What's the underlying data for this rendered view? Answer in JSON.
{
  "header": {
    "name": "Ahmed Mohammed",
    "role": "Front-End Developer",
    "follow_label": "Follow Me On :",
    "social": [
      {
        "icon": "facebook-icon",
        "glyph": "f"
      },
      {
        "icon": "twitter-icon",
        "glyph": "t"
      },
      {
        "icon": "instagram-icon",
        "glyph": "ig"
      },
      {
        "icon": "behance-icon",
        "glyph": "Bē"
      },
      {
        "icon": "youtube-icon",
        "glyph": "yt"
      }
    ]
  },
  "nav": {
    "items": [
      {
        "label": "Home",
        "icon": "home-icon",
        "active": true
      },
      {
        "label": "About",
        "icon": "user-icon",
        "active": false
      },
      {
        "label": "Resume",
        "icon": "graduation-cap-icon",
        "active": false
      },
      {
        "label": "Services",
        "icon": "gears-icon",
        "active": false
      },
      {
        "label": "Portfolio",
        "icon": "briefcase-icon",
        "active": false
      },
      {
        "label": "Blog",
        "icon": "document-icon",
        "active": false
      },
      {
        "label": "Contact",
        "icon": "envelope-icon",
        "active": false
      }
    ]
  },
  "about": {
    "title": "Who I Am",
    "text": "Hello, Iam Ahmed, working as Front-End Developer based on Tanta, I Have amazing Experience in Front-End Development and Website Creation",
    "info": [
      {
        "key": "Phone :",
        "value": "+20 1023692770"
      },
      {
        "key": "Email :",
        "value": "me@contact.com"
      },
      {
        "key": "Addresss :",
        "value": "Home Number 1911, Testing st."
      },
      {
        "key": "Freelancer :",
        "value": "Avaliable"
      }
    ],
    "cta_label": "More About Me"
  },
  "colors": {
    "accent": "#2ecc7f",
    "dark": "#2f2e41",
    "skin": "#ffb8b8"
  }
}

What you will do |
Keep only the lines that hold the string "Developer", and copy them out.

The result |
    "role": "Front-End Developer",
    "text": "Hello, Iam Ahmed, working as Front-End Developer based on Tanta, I Have amazing Experience in Front-End Development and Website Creation",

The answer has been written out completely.